A: First of all Syria, then Lebanon, Hezbollah and the Iranians in Lebanon.

Q: What you are saying, then, is that if there is a significant rocket and Katyusha rocket attack from Lebanon, we will have to react against all those parties?

A: We have to confront them with a price that will make the realization of the potential not worthwhile: not for them and not for anyone who is thinking about using similar weapons against Israel in the future.

Q: But isn't it the case that a reaction of that kind could bring about a general deterioration in the north?

A: What is a general deterioration? There will be a certain period -- not very long -- in which we will have to learn to be on the receiving end, but then immediately to set a price that will make them understand that it is not worthwhile. All told, we have a crushing answer to Hezbollah. And if the Syrians try to take us on in the field of army versus army, we have a crushing answer to that, too -- they know it and that's what deters them.

Therefore, I do not think that a confrontation in the north is inevitable. But if they decide to escalate, we will be obliged to exact a very heavy price from all the bodies I mentioned.

Q: Is Bashar Assad really more adventurous than his father was?

A: As the Arabs wrestled with the problem between agreements and the armed struggle, Hafez Assad sat on the fence with both his legs and both his hands in the direction of a settlement. Bashar Assad is sitting on the same fence with both his legs and both his hands on the side of the armed struggle. There is a dramatic difference between the father and his son.

Q: Does that mean that Syria is turning toward confrontation with Israel?

Work required
Carry on the interview about Syria, Hezbollah and Israel from its last line.

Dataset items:
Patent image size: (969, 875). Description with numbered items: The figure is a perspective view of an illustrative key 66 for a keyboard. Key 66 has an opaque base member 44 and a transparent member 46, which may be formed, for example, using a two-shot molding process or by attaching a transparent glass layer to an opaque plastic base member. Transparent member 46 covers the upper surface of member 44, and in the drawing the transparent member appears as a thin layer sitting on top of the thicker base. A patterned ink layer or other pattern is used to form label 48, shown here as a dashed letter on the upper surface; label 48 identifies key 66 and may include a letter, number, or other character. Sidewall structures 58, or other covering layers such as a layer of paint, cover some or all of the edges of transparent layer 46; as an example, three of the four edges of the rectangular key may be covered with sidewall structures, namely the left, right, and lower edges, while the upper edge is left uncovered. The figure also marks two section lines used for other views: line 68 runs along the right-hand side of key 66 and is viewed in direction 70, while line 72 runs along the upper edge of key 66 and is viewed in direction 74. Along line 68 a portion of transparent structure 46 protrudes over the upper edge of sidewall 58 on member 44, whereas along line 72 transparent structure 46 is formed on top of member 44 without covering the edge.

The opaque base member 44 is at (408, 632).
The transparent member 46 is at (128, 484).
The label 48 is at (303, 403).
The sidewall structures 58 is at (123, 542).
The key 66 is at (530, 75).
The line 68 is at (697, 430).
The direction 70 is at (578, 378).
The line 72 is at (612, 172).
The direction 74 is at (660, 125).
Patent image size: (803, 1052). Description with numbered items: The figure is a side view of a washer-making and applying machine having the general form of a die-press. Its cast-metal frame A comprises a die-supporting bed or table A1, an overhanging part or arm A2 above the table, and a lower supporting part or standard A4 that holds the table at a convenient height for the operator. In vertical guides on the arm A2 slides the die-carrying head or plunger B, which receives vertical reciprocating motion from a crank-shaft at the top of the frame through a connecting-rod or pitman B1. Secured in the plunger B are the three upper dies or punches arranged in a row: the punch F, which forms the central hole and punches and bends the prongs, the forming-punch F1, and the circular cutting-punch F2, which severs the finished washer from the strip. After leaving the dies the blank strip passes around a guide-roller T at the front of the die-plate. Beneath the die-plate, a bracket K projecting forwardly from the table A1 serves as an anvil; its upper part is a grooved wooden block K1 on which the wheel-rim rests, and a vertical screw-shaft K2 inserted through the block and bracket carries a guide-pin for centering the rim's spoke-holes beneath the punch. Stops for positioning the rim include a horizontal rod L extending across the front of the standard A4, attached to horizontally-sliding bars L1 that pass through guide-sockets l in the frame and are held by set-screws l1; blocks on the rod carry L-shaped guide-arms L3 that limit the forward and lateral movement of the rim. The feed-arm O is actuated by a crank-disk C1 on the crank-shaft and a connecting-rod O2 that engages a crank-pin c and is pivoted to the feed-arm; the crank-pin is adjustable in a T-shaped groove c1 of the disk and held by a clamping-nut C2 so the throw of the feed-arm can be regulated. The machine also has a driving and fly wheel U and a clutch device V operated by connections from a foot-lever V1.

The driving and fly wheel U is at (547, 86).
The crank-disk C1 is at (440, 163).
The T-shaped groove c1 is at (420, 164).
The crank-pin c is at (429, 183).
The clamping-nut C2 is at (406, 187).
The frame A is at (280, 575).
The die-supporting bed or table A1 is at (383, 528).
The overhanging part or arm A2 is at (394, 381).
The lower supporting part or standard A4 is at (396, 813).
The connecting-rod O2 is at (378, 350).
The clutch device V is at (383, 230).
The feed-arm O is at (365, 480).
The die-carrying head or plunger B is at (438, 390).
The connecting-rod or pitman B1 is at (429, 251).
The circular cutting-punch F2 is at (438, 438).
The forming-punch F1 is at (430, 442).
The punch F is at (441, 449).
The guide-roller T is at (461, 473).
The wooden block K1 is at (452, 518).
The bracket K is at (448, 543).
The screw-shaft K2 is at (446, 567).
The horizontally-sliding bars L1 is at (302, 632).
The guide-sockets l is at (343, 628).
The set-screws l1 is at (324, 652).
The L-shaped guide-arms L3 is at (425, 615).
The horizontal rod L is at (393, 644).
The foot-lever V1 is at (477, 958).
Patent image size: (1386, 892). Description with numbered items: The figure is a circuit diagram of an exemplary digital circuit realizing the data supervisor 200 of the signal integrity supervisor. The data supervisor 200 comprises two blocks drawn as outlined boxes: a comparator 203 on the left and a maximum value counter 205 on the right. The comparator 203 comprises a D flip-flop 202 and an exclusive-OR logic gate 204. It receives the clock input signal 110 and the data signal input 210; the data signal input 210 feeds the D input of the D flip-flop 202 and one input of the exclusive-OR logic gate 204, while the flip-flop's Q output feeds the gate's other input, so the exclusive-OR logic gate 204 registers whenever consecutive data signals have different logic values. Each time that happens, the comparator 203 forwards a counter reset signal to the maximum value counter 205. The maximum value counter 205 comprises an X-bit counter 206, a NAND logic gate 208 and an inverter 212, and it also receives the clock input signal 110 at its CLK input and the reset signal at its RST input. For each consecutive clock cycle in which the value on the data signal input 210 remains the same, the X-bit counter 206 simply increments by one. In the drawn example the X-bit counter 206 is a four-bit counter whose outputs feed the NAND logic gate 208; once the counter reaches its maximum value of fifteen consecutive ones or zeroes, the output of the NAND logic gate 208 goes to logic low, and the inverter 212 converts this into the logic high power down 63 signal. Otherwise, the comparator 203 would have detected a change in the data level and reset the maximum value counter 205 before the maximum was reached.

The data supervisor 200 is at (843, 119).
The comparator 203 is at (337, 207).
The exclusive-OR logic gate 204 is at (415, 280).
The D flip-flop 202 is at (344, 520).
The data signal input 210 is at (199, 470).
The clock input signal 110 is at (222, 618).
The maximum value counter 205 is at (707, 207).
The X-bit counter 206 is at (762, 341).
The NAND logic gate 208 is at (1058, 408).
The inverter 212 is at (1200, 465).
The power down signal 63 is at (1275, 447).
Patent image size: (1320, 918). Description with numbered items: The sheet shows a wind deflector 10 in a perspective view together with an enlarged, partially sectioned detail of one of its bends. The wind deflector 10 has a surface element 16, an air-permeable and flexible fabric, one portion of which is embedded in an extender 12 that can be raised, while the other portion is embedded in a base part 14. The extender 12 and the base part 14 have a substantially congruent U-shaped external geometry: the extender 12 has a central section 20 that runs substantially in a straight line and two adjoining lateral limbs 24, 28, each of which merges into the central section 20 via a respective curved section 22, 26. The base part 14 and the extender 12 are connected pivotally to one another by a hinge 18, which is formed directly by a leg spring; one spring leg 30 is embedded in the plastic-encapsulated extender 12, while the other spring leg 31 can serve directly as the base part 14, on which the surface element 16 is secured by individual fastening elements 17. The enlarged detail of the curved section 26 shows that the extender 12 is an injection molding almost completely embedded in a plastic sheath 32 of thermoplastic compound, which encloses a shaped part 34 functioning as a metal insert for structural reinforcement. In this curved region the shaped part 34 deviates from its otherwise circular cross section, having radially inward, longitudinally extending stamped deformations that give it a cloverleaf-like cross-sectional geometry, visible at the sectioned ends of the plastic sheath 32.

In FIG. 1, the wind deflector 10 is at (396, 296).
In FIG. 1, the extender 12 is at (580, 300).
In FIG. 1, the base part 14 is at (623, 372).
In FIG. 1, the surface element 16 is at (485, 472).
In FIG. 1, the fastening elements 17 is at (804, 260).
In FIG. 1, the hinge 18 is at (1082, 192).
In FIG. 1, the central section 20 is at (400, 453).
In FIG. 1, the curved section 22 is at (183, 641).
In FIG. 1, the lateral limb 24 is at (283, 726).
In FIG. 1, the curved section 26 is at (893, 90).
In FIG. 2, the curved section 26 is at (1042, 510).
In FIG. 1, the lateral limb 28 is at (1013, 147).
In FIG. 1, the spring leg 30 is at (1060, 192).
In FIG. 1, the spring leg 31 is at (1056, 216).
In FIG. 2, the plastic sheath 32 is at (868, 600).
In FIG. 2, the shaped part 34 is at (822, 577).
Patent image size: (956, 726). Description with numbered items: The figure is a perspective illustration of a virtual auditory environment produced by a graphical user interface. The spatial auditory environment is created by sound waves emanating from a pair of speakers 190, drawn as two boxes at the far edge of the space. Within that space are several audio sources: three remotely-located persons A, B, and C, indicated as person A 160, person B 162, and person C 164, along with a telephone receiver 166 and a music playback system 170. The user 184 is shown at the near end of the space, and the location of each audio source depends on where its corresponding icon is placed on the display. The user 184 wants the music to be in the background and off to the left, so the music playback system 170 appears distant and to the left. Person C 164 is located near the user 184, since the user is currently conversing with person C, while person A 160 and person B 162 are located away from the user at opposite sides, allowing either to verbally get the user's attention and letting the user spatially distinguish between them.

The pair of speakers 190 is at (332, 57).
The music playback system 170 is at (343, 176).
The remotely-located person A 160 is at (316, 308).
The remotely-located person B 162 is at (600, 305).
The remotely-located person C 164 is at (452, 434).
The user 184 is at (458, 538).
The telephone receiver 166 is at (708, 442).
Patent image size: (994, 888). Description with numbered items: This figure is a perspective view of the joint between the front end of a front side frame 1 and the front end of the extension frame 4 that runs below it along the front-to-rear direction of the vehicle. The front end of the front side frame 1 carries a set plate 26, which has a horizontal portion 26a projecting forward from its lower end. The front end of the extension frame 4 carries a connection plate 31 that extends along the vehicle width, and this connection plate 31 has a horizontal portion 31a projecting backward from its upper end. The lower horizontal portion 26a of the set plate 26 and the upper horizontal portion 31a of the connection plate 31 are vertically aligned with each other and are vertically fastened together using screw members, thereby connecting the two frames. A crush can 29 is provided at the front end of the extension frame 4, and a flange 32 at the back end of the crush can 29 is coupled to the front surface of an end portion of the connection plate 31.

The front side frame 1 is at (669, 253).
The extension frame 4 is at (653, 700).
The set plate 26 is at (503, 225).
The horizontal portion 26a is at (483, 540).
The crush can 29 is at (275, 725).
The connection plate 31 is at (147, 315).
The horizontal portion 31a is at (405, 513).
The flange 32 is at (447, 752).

Answer box
A: Syria is turning toward support for terrorism. It is not interested in an army versus army clash -- under no circumstances. Part of the difference between Bashar Assad and his father is due to the fact that Bashar's formative experience is not the military defeats of 1967 and 1973, which his father experienced personally. Bashar's formative experience is the Israeli withdrawal from Lebanon, which occurred shortly after he assumed power. His conclusion from that was that terrorism is victorious.

Bashar Assad understands our advantage in the face of his army, but he sees a possibility of vanquishing Israel by means of terrorism and guerrilla warfare. As a result, he is daring to do things that his father never dared: He is arming Hezbollah and directly supporting Palestinian terrorist organizations. Recently, as a result of Operation Defensive Shield and the effects of September 11, he is showing signs of restraint, but the element of risk he embodies is far higher than it was in Hafez Assad.

Q: Do you think the withdrawal from Lebanon was a mistake?

A: The question was when and how to leave. Today the withdrawal from Lebanon is perceived in the region as the major success of the export of the Islamic revolution. That is why it has a strategic price. It had implications for the Palestinian arena and in the long run, it also has implications with regard to the Syrians. It greatly reinforces the theory of the spider web.

Q: Why do you attribute such a decisive weight to this perception?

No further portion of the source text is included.